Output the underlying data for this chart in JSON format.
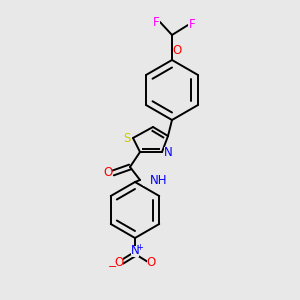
{
  "bg_color": "#e8e8e8",
  "bond_color": "#000000",
  "atom_colors": {
    "F": "#ff00ff",
    "O": "#ff0000",
    "N": "#0000ff",
    "S": "#cccc00",
    "H": "#008080"
  },
  "figsize": [
    3.0,
    3.0
  ],
  "dpi": 100
}
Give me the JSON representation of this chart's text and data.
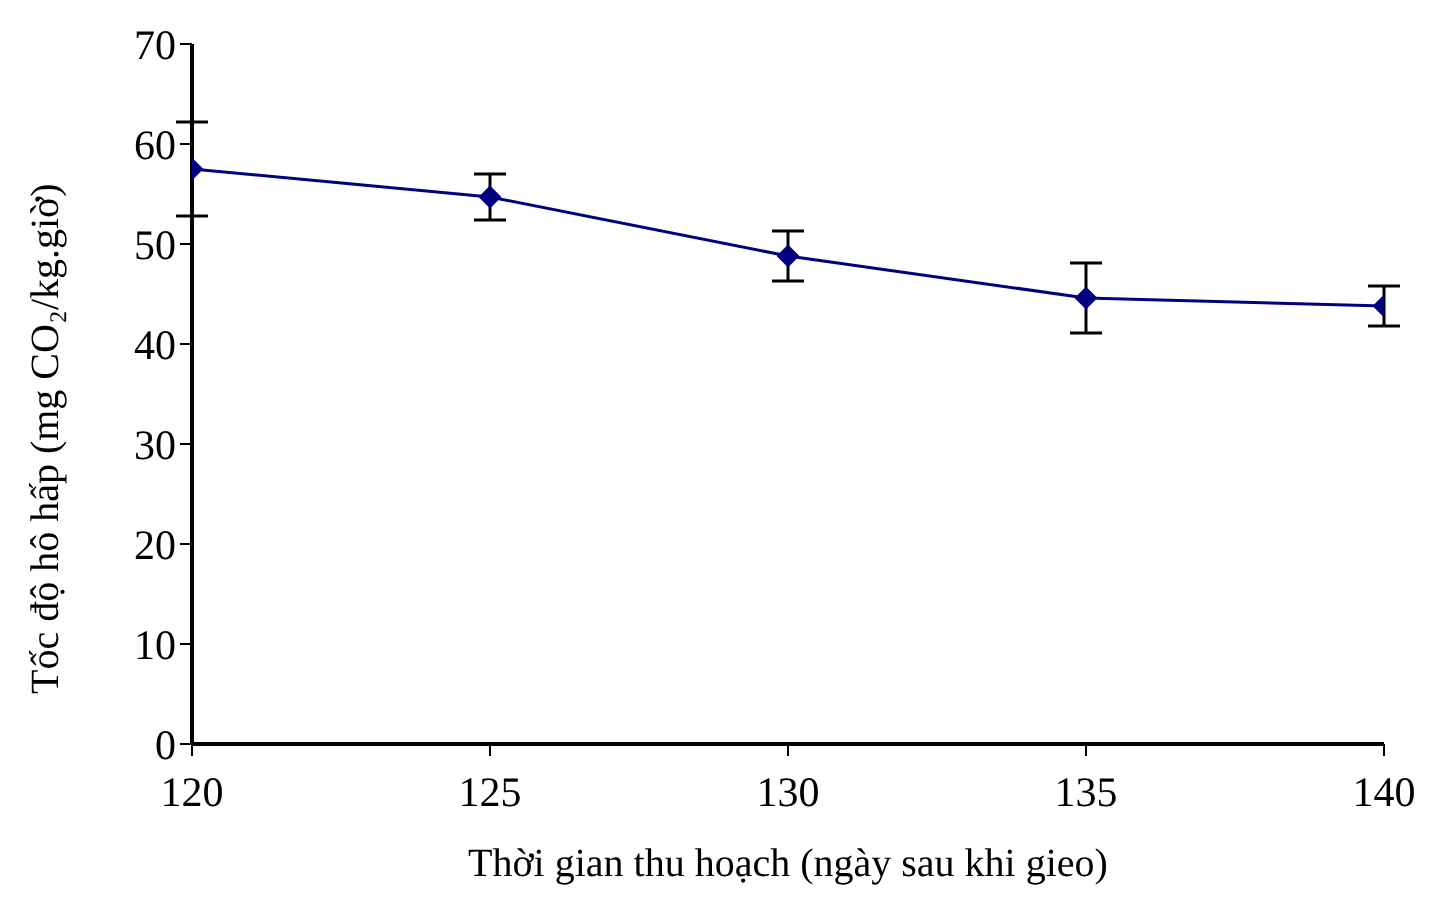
{
  "chart_data": {
    "type": "line",
    "xlabel": "Thời gian thu hoạch (ngày sau khi gieo)",
    "ylabel": "Tốc độ hô hấp (mg CO₂/kg.giờ)",
    "x": [
      120,
      125,
      130,
      135,
      140
    ],
    "series": [
      {
        "color": "#000080",
        "values": [
          57.5,
          54.7,
          48.8,
          44.6,
          43.8
        ],
        "errors": [
          4.7,
          2.3,
          2.5,
          3.5,
          2
        ]
      }
    ],
    "xlim": [
      120,
      140
    ],
    "xticks": [
      120,
      125,
      130,
      135,
      140
    ],
    "ylim": [
      0,
      70
    ],
    "yticks": [
      0,
      10,
      20,
      30,
      40,
      50,
      60,
      70
    ],
    "grid": false,
    "legend": false,
    "marker": "diamond",
    "line_style": "solid"
  }
}
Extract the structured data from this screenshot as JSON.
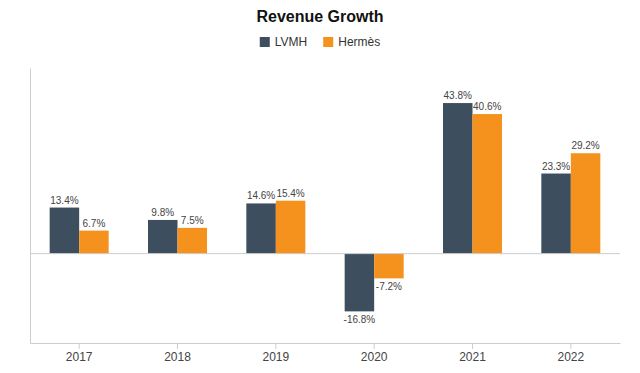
{
  "chart_data": {
    "type": "bar",
    "title": "Revenue Growth",
    "categories": [
      "2017",
      "2018",
      "2019",
      "2020",
      "2021",
      "2022"
    ],
    "series": [
      {
        "name": "LVMH",
        "color": "#3d4e5f",
        "values": [
          13.4,
          9.8,
          14.6,
          -16.8,
          43.8,
          23.3
        ],
        "value_labels": [
          "13.4%",
          "9.8%",
          "14.6%",
          "-16.8%",
          "43.8%",
          "23.3%"
        ]
      },
      {
        "name": "Hermès",
        "color": "#f5921e",
        "values": [
          6.7,
          7.5,
          15.4,
          -7.2,
          40.6,
          29.2
        ],
        "value_labels": [
          "6.7%",
          "7.5%",
          "15.4%",
          "-7.2%",
          "40.6%",
          "29.2%"
        ]
      }
    ],
    "ylim": [
      -26,
      54
    ],
    "data_labels": true,
    "tick_labels": "x",
    "legend": "top",
    "grid": false
  }
}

■ INSTRUCTIONS TO FOLLOW ■
Write out the whole listing exactly, and drop the pictures.

■ REPLY ■
Output the underlying data for this chart in JSON format.
{
  "bg_color": "#e8e8e8",
  "bond_color": "#000000",
  "atom_colors": {
    "F": "#ff00ff",
    "O": "#ff0000",
    "N": "#0000ff",
    "S": "#cccc00",
    "H": "#008080"
  },
  "figsize": [
    3.0,
    3.0
  ],
  "dpi": 100
}
Give me the JSON representation of this chart's text and data.
{
  "chart_data": {
    "type": "line",
    "xlabel": "Thời gian thu hoạch (ngày sau khi gieo)",
    "ylabel": "Tốc độ hô hấp (mg CO₂/kg.giờ)",
    "x": [
      120,
      125,
      130,
      135,
      140
    ],
    "series": [
      {
        "color": "#000080",
        "values": [
          57.5,
          54.7,
          48.8,
          44.6,
          43.8
        ],
        "errors": [
          4.7,
          2.3,
          2.5,
          3.5,
          2
        ]
      }
    ],
    "xlim": [
      120,
      140
    ],
    "xticks": [
      120,
      125,
      130,
      135,
      140
    ],
    "ylim": [
      0,
      70
    ],
    "yticks": [
      0,
      10,
      20,
      30,
      40,
      50,
      60,
      70
    ],
    "grid": false,
    "legend": false,
    "marker": "diamond",
    "line_style": "solid"
  }
}
Extract the structured data from this screenshot as JSON.
{
  "chart_data": {
    "type": "bar",
    "title": "Revenue Growth",
    "categories": [
      "2017",
      "2018",
      "2019",
      "2020",
      "2021",
      "2022"
    ],
    "series": [
      {
        "name": "LVMH",
        "color": "#3d4e5f",
        "values": [
          13.4,
          9.8,
          14.6,
          -16.8,
          43.8,
          23.3
        ],
        "value_labels": [
          "13.4%",
          "9.8%",
          "14.6%",
          "-16.8%",
          "43.8%",
          "23.3%"
        ]
      },
      {
        "name": "Hermès",
        "color": "#f5921e",
        "values": [
          6.7,
          7.5,
          15.4,
          -7.2,
          40.6,
          29.2
        ],
        "value_labels": [
          "6.7%",
          "7.5%",
          "15.4%",
          "-7.2%",
          "40.6%",
          "29.2%"
        ]
      }
    ],
    "ylim": [
      -26,
      54
    ],
    "data_labels": true,
    "tick_labels": "x",
    "legend": "top",
    "grid": false
  }
}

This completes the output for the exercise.